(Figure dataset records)
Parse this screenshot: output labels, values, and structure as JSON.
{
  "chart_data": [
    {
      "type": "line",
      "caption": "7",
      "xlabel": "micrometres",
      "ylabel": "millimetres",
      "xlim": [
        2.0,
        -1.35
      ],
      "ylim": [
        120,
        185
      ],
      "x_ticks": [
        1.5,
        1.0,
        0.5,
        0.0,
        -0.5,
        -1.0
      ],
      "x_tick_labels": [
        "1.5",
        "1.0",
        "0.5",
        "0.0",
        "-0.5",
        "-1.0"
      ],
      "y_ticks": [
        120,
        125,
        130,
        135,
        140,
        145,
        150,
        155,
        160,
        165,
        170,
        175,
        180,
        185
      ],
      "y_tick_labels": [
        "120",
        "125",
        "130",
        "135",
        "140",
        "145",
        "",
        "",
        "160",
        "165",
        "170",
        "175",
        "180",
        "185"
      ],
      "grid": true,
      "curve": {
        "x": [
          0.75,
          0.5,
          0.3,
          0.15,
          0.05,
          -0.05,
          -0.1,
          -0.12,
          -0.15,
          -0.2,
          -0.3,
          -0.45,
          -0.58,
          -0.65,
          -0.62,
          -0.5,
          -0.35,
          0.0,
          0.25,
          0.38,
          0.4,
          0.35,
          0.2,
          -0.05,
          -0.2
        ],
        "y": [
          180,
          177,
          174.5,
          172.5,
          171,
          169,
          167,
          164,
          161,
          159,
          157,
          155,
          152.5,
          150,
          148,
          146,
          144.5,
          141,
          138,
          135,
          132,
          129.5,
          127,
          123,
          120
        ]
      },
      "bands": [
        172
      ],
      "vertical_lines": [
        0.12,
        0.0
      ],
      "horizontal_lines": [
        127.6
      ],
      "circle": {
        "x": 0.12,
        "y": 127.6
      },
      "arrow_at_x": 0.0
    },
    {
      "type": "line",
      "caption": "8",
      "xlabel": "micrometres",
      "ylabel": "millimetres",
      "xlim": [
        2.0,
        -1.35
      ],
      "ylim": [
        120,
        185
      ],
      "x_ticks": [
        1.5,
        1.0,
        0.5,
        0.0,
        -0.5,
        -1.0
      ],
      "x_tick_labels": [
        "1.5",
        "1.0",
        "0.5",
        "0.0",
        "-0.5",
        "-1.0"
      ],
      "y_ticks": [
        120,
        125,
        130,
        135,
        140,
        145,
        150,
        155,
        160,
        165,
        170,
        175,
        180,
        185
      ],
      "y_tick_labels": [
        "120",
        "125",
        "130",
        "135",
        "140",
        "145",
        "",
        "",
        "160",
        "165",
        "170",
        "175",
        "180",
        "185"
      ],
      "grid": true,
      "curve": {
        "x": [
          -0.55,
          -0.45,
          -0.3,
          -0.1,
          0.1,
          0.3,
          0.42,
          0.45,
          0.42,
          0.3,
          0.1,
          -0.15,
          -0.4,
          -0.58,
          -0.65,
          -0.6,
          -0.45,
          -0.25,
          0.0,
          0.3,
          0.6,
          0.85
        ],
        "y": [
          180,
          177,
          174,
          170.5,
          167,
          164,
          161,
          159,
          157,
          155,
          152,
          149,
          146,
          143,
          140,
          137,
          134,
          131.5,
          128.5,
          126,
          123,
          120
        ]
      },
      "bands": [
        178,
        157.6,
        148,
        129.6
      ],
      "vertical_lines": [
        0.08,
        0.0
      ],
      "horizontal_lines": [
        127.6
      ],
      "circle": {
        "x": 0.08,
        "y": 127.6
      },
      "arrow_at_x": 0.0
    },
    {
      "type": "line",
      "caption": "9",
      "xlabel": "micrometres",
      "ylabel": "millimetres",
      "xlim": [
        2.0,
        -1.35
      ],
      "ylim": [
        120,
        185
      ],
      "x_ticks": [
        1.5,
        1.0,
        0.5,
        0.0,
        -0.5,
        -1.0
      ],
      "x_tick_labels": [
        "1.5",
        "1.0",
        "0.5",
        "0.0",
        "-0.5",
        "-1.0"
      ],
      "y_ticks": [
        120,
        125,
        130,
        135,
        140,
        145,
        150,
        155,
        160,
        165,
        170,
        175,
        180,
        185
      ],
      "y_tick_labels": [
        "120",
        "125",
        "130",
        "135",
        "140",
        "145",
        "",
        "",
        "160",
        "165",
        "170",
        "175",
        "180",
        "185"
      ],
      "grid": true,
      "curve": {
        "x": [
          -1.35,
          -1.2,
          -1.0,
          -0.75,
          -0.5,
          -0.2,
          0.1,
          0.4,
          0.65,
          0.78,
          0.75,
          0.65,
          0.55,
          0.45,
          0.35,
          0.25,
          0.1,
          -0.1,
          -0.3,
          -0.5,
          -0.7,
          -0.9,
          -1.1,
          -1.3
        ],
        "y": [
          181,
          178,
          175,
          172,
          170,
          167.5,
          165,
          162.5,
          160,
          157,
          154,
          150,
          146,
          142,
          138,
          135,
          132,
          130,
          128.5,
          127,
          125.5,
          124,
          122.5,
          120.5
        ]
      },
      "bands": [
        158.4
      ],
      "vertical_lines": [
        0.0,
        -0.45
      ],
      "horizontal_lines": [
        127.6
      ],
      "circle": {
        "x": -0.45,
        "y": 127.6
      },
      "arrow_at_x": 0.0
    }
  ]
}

> [Task to complete]
From the records above, extract every line exactly as it stands.

> [Written reply]
Parse this screenshot: output labels, values, and structure as JSON.
{
  "chart_data": [
    {
      "type": "line",
      "caption": "7",
      "xlabel": "micrometres",
      "ylabel": "millimetres",
      "xlim": [
        2.0,
        -1.35
      ],
      "ylim": [
        120,
        185
      ],
      "x_ticks": [
        1.5,
        1.0,
        0.5,
        0.0,
        -0.5,
        -1.0
      ],
      "x_tick_labels": [
        "1.5",
        "1.0",
        "0.5",
        "0.0",
        "-0.5",
        "-1.0"
      ],
      "y_ticks": [
        120,
        125,
        130,
        135,
        140,
        145,
        150,
        155,
        160,
        165,
        170,
        175,
        180,
        185
      ],
      "y_tick_labels": [
        "120",
        "125",
        "130",
        "135",
        "140",
        "145",
        "",
        "",
        "160",
        "165",
        "170",
        "175",
        "180",
        "185"
      ],
      "grid": true,
      "curve": {
        "x": [
          0.75,
          0.5,
          0.3,
          0.15,
          0.05,
          -0.05,
          -0.1,
          -0.12,
          -0.15,
          -0.2,
          -0.3,
          -0.45,
          -0.58,
          -0.65,
          -0.62,
          -0.5,
          -0.35,
          0.0,
          0.25,
          0.38,
          0.4,
          0.35,
          0.2,
          -0.05,
          -0.2
        ],
        "y": [
          180,
          177,
          174.5,
          172.5,
          171,
          169,
          167,
          164,
          161,
          159,
          157,
          155,
          152.5,
          150,
          148,
          146,
          144.5,
          141,
          138,
          135,
          132,
          129.5,
          127,
          123,
          120
        ]
      },
      "bands": [
        172
      ],
      "vertical_lines": [
        0.12,
        0.0
      ],
      "horizontal_lines": [
        127.6
      ],
      "circle": {
        "x": 0.12,
        "y": 127.6
      },
      "arrow_at_x": 0.0
    },
    {
      "type": "line",
      "caption": "8",
      "xlabel": "micrometres",
      "ylabel": "millimetres",
      "xlim": [
        2.0,
        -1.35
      ],
      "ylim": [
        120,
        185
      ],
      "x_ticks": [
        1.5,
        1.0,
        0.5,
        0.0,
        -0.5,
        -1.0
      ],
      "x_tick_labels": [
        "1.5",
        "1.0",
        "0.5",
        "0.0",
        "-0.5",
        "-1.0"
      ],
      "y_ticks": [
        120,
        125,
        130,
        135,
        140,
        145,
        150,
        155,
        160,
        165,
        170,
        175,
        180,
        185
      ],
      "y_tick_labels": [
        "120",
        "125",
        "130",
        "135",
        "140",
        "145",
        "",
        "",
        "160",
        "165",
        "170",
        "175",
        "180",
        "185"
      ],
      "grid": true,
      "curve": {
        "x": [
          -0.55,
          -0.45,
          -0.3,
          -0.1,
          0.1,
          0.3,
          0.42,
          0.45,
          0.42,
          0.3,
          0.1,
          -0.15,
          -0.4,
          -0.58,
          -0.65,
          -0.6,
          -0.45,
          -0.25,
          0.0,
          0.3,
          0.6,
          0.85
        ],
        "y": [
          180,
          177,
          174,
          170.5,
          167,
          164,
          161,
          159,
          157,
          155,
          152,
          149,
          146,
          143,
          140,
          137,
          134,
          131.5,
          128.5,
          126,
          123,
          120
        ]
      },
      "bands": [
        178,
        157.6,
        148,
        129.6
      ],
      "vertical_lines": [
        0.08,
        0.0
      ],
      "horizontal_lines": [
        127.6
      ],
      "circle": {
        "x": 0.08,
        "y": 127.6
      },
      "arrow_at_x": 0.0
    },
    {
      "type": "line",
      "caption": "9",
      "xlabel": "micrometres",
      "ylabel": "millimetres",
      "xlim": [
        2.0,
        -1.35
      ],
      "ylim": [
        120,
        185
      ],
      "x_ticks": [
        1.5,
        1.0,
        0.5,
        0.0,
        -0.5,
        -1.0
      ],
      "x_tick_labels": [
        "1.5",
        "1.0",
        "0.5",
        "0.0",
        "-0.5",
        "-1.0"
      ],
      "y_ticks": [
        120,
        125,
        130,
        135,
        140,
        145,
        150,
        155,
        160,
        165,
        170,
        175,
        180,
        185
      ],
      "y_tick_labels": [
        "120",
        "125",
        "130",
        "135",
        "140",
        "145",
        "",
        "",
        "160",
        "165",
        "170",
        "175",
        "180",
        "185"
      ],
      "grid": true,
      "curve": {
        "x": [
          -1.35,
          -1.2,
          -1.0,
          -0.75,
          -0.5,
          -0.2,
          0.1,
          0.4,
          0.65,
          0.78,
          0.75,
          0.65,
          0.55,
          0.45,
          0.35,
          0.25,
          0.1,
          -0.1,
          -0.3,
          -0.5,
          -0.7,
          -0.9,
          -1.1,
          -1.3
        ],
        "y": [
          181,
          178,
          175,
          172,
          170,
          167.5,
          165,
          162.5,
          160,
          157,
          154,
          150,
          146,
          142,
          138,
          135,
          132,
          130,
          128.5,
          127,
          125.5,
          124,
          122.5,
          120.5
        ]
      },
      "bands": [
        158.4
      ],
      "vertical_lines": [
        0.0,
        -0.45
      ],
      "horizontal_lines": [
        127.6
      ],
      "circle": {
        "x": -0.45,
        "y": 127.6
      },
      "arrow_at_x": 0.0
    }
  ]
}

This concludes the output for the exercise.